::: DATA FOR PROCESSING :::

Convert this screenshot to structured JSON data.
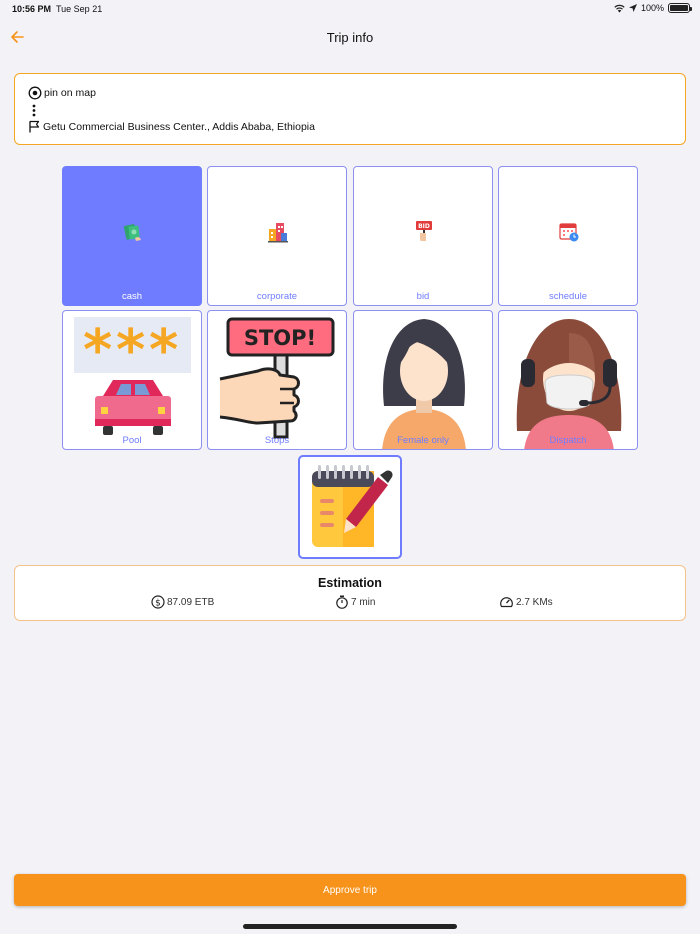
{
  "status_bar": {
    "time": "10:56 PM",
    "date": "Tue Sep 21",
    "battery": "100%"
  },
  "header": {
    "title": "Trip info",
    "back_icon": "arrow-left-icon"
  },
  "route": {
    "origin": "pin on map",
    "destination": "Getu Commercial Business Center., Addis Ababa, Ethiopia"
  },
  "options": [
    {
      "label": "cash",
      "icon": "cash-icon",
      "selected": true
    },
    {
      "label": "corporate",
      "icon": "buildings-icon",
      "selected": false
    },
    {
      "label": "bid",
      "icon": "bid-sign-icon",
      "selected": false
    },
    {
      "label": "schedule",
      "icon": "calendar-clock-icon",
      "selected": false
    },
    {
      "label": "Pool",
      "icon": "pool-car-icon",
      "selected": false
    },
    {
      "label": "Stops",
      "icon": "stop-sign-icon",
      "selected": false
    },
    {
      "label": "Female only",
      "icon": "woman-avatar-icon",
      "selected": false
    },
    {
      "label": "Dispatch",
      "icon": "dispatch-operator-icon",
      "selected": false
    }
  ],
  "notes": {
    "icon": "notepad-pen-icon"
  },
  "estimation": {
    "title": "Estimation",
    "price": "87.09 ETB",
    "duration": "7 min",
    "distance": "2.7 KMs"
  },
  "actions": {
    "approve_label": "Approve trip"
  },
  "colors": {
    "accent": "#F7931A",
    "selected": "#6F7CFF",
    "border": "#8C90F0",
    "background": "#F2F2F7"
  }
}
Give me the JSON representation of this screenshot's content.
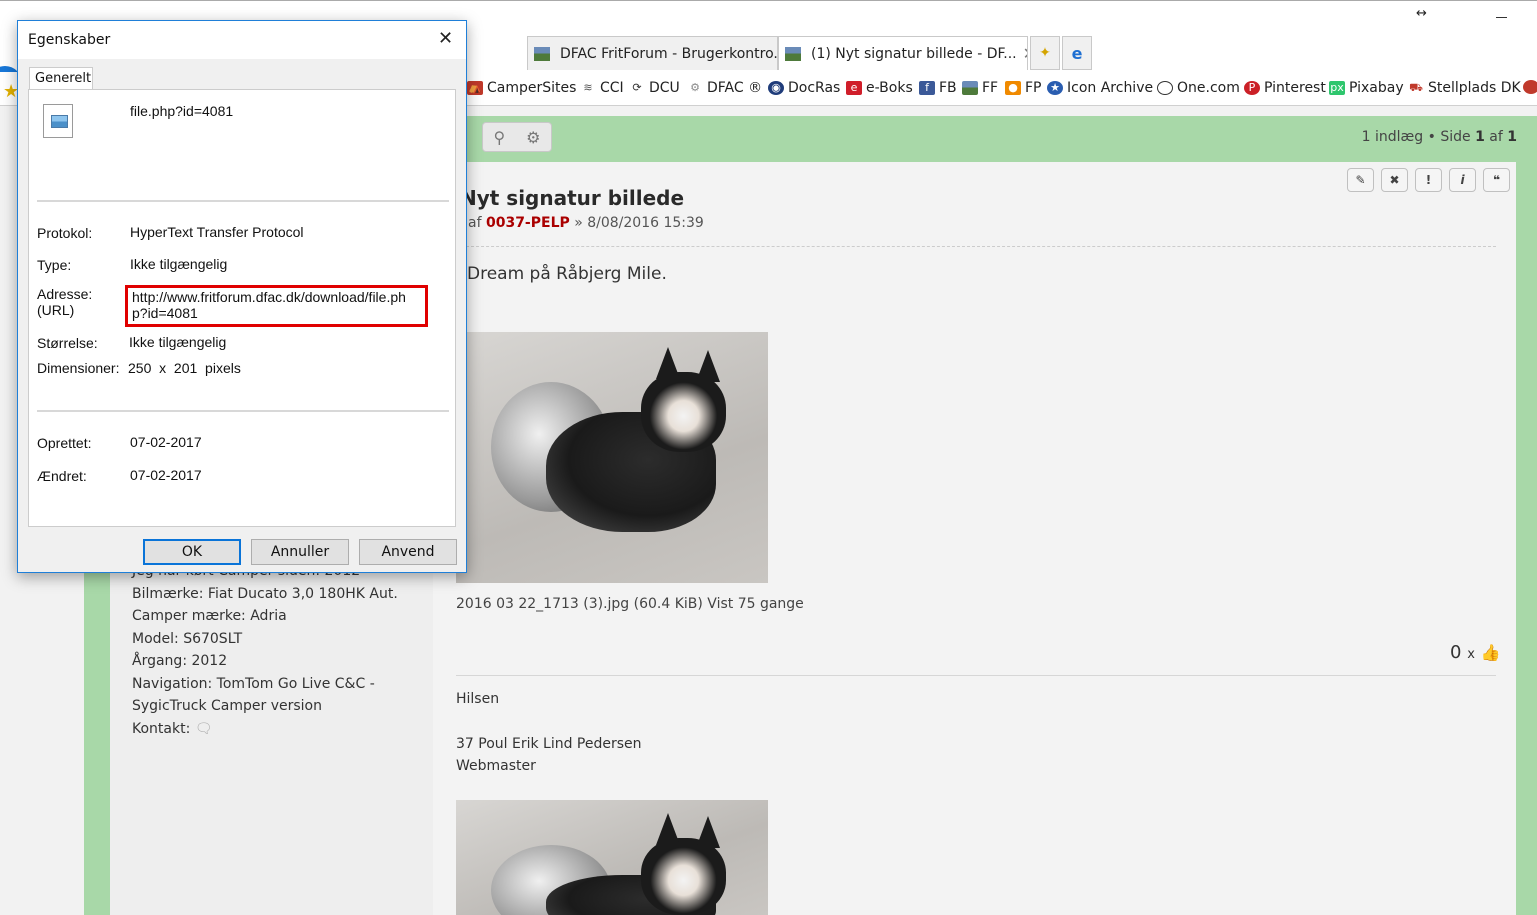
{
  "browser": {
    "tabs": [
      {
        "label": "DFAC FritForum - Brugerkontro..."
      },
      {
        "label": "(1) Nyt signatur billede - DF..."
      }
    ],
    "favorites": [
      {
        "label": "CamperSites"
      },
      {
        "label": "CCI"
      },
      {
        "label": "DCU"
      },
      {
        "label": "DFAC ®"
      },
      {
        "label": "DocRas"
      },
      {
        "label": "e-Boks"
      },
      {
        "label": "FB"
      },
      {
        "label": "FF"
      },
      {
        "label": "FP"
      },
      {
        "label": "Icon Archive"
      },
      {
        "label": "One.com"
      },
      {
        "label": "Pinterest"
      },
      {
        "label": "Pixabay"
      },
      {
        "label": "Stellplads DK"
      }
    ]
  },
  "forum": {
    "pagination_prefix": "1 indlæg • Side",
    "page_current": "1",
    "page_of": "af",
    "page_total": "1",
    "post": {
      "title": "Nyt signatur billede",
      "meta_prefix": "af",
      "author": "0037-PELP",
      "meta_suffix": "» 8/08/2016 15:39",
      "text": "Dream på Råbjerg Mile.",
      "attachment_caption": "2016 03 22_1713 (3).jpg (60.4 KiB) Vist 75 gange",
      "likes_count": "0",
      "likes_x": "x",
      "signature_greeting": "Hilsen",
      "signature_name": "37 Poul Erik Lind Pedersen",
      "signature_role": "Webmaster"
    },
    "profile": {
      "camper_since": "Jeg har kørt Camper siden: 2012",
      "car_make": "Bilmærke: Fiat Ducato 3,0 180HK Aut.",
      "camper_brand": "Camper mærke: Adria",
      "model": "Model: S670SLT",
      "year": "Årgang: 2012",
      "navigation_1": "Navigation: TomTom Go Live C&C -",
      "navigation_2": "SygicTruck Camper version",
      "contact": "Kontakt:"
    }
  },
  "dialog": {
    "title": "Egenskaber",
    "tab": "Generelt",
    "file_name": "file.php?id=4081",
    "protocol_label": "Protokol:",
    "protocol_value": "HyperText Transfer Protocol",
    "type_label": "Type:",
    "type_value": "Ikke tilgængelig",
    "address_label_1": "Adresse:",
    "address_label_2": "(URL)",
    "address_value": "http://www.fritforum.dfac.dk/download/file.php?id=4081",
    "size_label": "Størrelse:",
    "size_value": "Ikke tilgængelig",
    "dimensions_label": "Dimensioner:",
    "dimensions_value": "250  x  201  pixels",
    "created_label": "Oprettet:",
    "created_value": "07-02-2017",
    "modified_label": "Ændret:",
    "modified_value": "07-02-2017",
    "buttons": {
      "ok": "OK",
      "cancel": "Annuller",
      "apply": "Anvend"
    }
  }
}
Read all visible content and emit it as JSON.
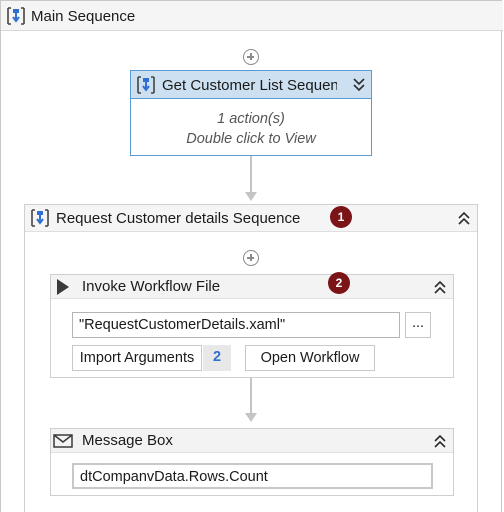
{
  "main_sequence": {
    "title": "Main Sequence"
  },
  "get_customer_list": {
    "title": "Get Customer List Sequenc",
    "actions_text": "1 action(s)",
    "hint_text": "Double click to View",
    "toggle_icon": "double-chevron-down-icon"
  },
  "request_customer_details": {
    "title": "Request Customer details Sequence",
    "badge": "1",
    "toggle_icon": "double-chevron-up-icon"
  },
  "invoke_workflow": {
    "title": "Invoke Workflow File",
    "badge": "2",
    "file_value": "\"RequestCustomerDetails.xaml\"",
    "browse_label": "...",
    "import_label": "Import Arguments",
    "import_count": "2",
    "open_label": "Open Workflow"
  },
  "message_box": {
    "title": "Message Box",
    "text_value": "dtCompanvData.Rows.Count"
  },
  "colors": {
    "accent": "#5a9bd5",
    "badge": "#7a1417",
    "count": "#2f6fd1"
  }
}
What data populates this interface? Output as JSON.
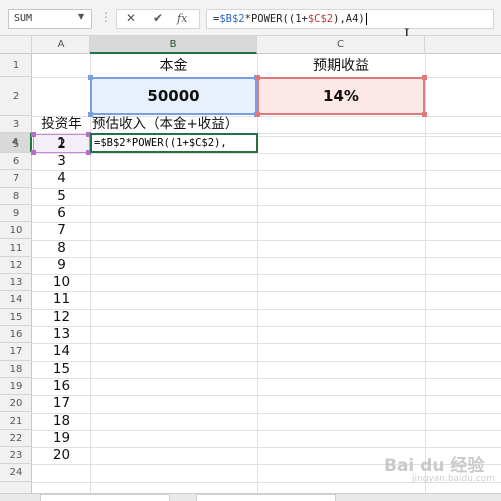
{
  "formula_bar": {
    "name_box": "SUM",
    "cancel_glyph": "✕",
    "enter_glyph": "✔",
    "fx_glyph": "fx",
    "formula_parts": {
      "p1": "=",
      "p2": "$B$2",
      "p3": "*POWER((1+",
      "p4": "$C$2",
      "p5": "),A4)"
    }
  },
  "columns": [
    "A",
    "B",
    "C"
  ],
  "rows": [
    "1",
    "2",
    "3",
    "4",
    "5",
    "6",
    "7",
    "8",
    "9",
    "10",
    "11",
    "12",
    "13",
    "14",
    "15",
    "16",
    "17",
    "18",
    "19",
    "20",
    "21",
    "22",
    "23",
    "24"
  ],
  "cells": {
    "B1": "本金",
    "C1": "预期收益",
    "B2": "50000",
    "C2": "14%",
    "A3": "投资年",
    "B3": "预估收入（本金+收益）",
    "A4": "1",
    "B4": "=$B$2*POWER((1+$C$2),",
    "A_years": [
      "2",
      "3",
      "4",
      "5",
      "6",
      "7",
      "8",
      "9",
      "10",
      "11",
      "12",
      "13",
      "14",
      "15",
      "16",
      "17",
      "18",
      "19",
      "20"
    ]
  },
  "colors": {
    "header_selected": "#217346",
    "ref_b": "#2f64c8",
    "ref_c": "#c23a3a",
    "b2_fill": "#e7f0fb",
    "c2_fill": "#fde8e8",
    "a4_fill": "#f4eef8"
  },
  "watermark": {
    "brand": "Bai du 经验",
    "sub": "jingyan.baidu.com"
  }
}
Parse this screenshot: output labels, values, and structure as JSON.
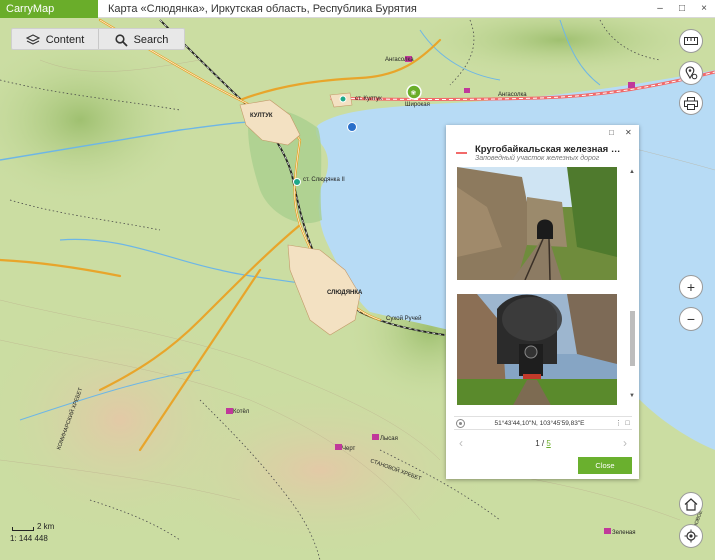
{
  "app": {
    "name": "CarryMap",
    "window_title": "Карта «Слюдянка», Иркутская область, Республика Бурятия",
    "window_controls": [
      "–",
      "□",
      "×"
    ]
  },
  "toolbar": {
    "content_label": "Content",
    "search_label": "Search"
  },
  "map": {
    "colors": {
      "water": "#b9dcf5",
      "land": "#cde0a6",
      "road": "#e8a52b",
      "railway": "#222222",
      "railway_highlight": "#f26a6a",
      "accent": "#6aad2a"
    },
    "labels": {
      "angasolka": "Ангасолка",
      "ang_station": "Ангасолка",
      "kultuk_station": "ст. Култук",
      "shirokaya": "Широкая",
      "kultuk": "КУЛТУК",
      "slyudyanka2": "ст. Слюдянка II",
      "slyudyanka": "СЛЮДЯНКА",
      "sukhoy": "Сухой Ручей",
      "kotyolnaya": "Котёл",
      "kommunar": "КОМИНАРСКИЙ ХРЕБЕТ",
      "chert": "Черт",
      "lysaya": "Лысая",
      "stanovoy": "СТАНОВОЙ ХРЕБЕТ",
      "zelenaya": "Зеленая",
      "ridge_e": "ХР. СТАНОВОЕ"
    },
    "scale_text": "2 km",
    "scale_ratio": "1: 144 448"
  },
  "right_controls": {
    "measure_icon": "ruler-icon",
    "locate_icon": "pin-gear-icon",
    "print_icon": "print-icon",
    "zoom_in": "+",
    "zoom_out": "−",
    "home_icon": "home-icon",
    "gps_icon": "gps-icon"
  },
  "popup": {
    "title": "Кругобайкальская железная дорога",
    "subtitle": "Заповедный участок железных дорог",
    "coordinates": "51°43'44,10\"N, 103°45'59,83\"E",
    "current_page": "1 /",
    "total_pages": "5",
    "close_label": "Close",
    "restore_glyph": "□",
    "close_glyph": "✕",
    "photos": [
      "tunnel-photo",
      "steam-train-photo"
    ]
  }
}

:::

Tally up the lines holding the word "accent" in the data above, and answer with that figure only.

SOLUTION FOR THIS EXERCISE:
3